Tempnamechng · 05/02/2024 09:56

I think I would be concerned that your dd thought she had to lie. As an adult she should have just been comfortable enough to say where she was going, from a personal safety aspect as much as anything.

This. It's not for you to decide if she needs time in her own or not. She's an adult stay out of her affairs unless she asks for your advice

Onceuponaheartache · 05/02/2024 11:45

Sorry but I would be more concerned about why she felt she couldn't have an open conversation both you.

She is 21. She is an adult.

I would be looking hard at the 3 fingers pointing back at you when you point at her behaviour.

I would be devastated if dd or dsd felt they had to hide stuff from me. Not posting bs about beeing disappointed in them.

Parentofeanda · 05/02/2024 11:48

im also concerned about why she felt she had to lie?? A bit strange that she didnt feel she could go to see her partner on a weekend :S

Parentofeanda · 05/02/2024 11:49

also why the fuck would anyone think ill of a woman going to see her partner ? even if it included travelling :S What strange people do you know?

TeenLifeMum · 05/02/2024 11:52

I’d say something like - I saw there was coach ticket on the table for Manchester last weekend. Did you have a good time?

Don’t make a massive thing out of it but show you’re interested in her life.

LauderSyme · 05/02/2024 11:53

Not many of us actually transmitted the message "just ignore it then" but that seems to be the message you have chosen to receive. Ignoring it is a bad idea, in my opinion.

========================================================================

● Exercise objective
Revise the forum replies between "Onceuponaheartache · 05/02/2024" and "disappointed in them.", inclusive, changing "devastated" to "heartbroken".

● Extracted material
========================================================================

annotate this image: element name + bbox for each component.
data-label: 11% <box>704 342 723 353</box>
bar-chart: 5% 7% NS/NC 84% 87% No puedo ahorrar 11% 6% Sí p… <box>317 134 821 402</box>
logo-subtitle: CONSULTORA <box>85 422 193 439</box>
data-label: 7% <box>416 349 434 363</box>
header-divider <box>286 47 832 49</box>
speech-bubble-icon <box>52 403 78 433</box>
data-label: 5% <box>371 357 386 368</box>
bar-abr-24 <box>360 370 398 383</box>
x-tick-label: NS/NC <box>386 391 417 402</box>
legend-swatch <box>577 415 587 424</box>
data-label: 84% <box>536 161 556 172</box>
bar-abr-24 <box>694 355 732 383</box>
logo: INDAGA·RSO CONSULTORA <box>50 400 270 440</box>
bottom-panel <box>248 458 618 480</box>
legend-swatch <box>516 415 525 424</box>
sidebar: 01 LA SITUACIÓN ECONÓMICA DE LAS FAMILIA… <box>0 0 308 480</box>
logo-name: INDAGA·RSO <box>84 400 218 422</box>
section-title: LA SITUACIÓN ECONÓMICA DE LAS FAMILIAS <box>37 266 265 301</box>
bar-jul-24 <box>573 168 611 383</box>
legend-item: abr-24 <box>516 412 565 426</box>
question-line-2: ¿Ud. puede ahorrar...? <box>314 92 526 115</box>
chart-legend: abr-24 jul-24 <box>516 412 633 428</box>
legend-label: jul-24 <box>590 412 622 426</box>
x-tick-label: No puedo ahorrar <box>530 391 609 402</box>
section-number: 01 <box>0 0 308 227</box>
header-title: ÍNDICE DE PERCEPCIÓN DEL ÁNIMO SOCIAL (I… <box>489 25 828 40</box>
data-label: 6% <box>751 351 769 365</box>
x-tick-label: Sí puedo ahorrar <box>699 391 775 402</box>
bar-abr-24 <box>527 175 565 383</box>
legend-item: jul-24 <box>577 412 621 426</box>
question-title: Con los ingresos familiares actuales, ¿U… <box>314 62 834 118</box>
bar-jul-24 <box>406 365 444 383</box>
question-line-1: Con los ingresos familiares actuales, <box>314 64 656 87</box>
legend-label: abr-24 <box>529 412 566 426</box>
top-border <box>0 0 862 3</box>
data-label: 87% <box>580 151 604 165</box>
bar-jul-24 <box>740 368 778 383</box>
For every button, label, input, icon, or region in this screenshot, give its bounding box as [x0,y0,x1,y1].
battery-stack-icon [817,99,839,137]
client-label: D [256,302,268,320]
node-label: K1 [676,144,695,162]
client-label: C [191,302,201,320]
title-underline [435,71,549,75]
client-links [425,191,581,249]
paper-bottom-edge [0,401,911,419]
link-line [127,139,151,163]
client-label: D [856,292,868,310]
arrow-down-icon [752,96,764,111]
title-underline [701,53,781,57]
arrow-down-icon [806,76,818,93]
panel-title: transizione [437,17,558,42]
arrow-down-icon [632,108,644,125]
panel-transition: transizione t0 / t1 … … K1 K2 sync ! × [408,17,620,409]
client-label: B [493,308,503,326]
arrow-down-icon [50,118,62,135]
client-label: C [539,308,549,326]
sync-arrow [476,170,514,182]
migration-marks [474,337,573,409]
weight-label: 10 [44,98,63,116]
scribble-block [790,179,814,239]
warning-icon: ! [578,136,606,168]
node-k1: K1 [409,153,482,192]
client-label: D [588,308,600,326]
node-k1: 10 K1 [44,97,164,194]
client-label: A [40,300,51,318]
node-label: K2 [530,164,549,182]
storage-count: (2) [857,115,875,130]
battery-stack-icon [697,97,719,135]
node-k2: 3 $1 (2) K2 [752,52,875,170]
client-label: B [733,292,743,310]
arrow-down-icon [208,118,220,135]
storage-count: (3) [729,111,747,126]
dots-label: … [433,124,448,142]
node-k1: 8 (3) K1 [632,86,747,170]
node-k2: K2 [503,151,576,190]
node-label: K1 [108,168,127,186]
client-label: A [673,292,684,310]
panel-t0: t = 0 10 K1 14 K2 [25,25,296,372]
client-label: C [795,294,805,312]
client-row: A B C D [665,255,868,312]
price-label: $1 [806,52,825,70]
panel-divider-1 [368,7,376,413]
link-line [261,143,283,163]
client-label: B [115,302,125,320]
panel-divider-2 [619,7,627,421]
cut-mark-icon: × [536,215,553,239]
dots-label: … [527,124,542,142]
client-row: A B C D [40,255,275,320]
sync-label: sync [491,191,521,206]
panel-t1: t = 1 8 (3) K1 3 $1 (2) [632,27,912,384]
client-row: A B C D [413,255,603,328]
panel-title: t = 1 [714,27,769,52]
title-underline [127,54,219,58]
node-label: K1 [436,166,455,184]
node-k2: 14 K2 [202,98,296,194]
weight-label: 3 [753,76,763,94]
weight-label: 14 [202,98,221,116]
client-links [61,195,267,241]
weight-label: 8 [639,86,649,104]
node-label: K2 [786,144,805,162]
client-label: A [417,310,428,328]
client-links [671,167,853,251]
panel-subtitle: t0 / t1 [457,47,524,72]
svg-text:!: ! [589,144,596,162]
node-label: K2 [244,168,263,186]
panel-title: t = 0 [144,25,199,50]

========================================================================

● Reply to the task
Onceuponaheartache · 05/02/2024 11:45

Sorry but I would be more concerned about why she felt she couldn't have an open conversation both you.

She is 21. She is an adult.

I would be looking hard at the 3 fingers pointing back at you when you point at her behaviour.

I would be heartbroken if dd or dsd felt they had to hide stuff from me. Not posting bs about beeing disappointed in them.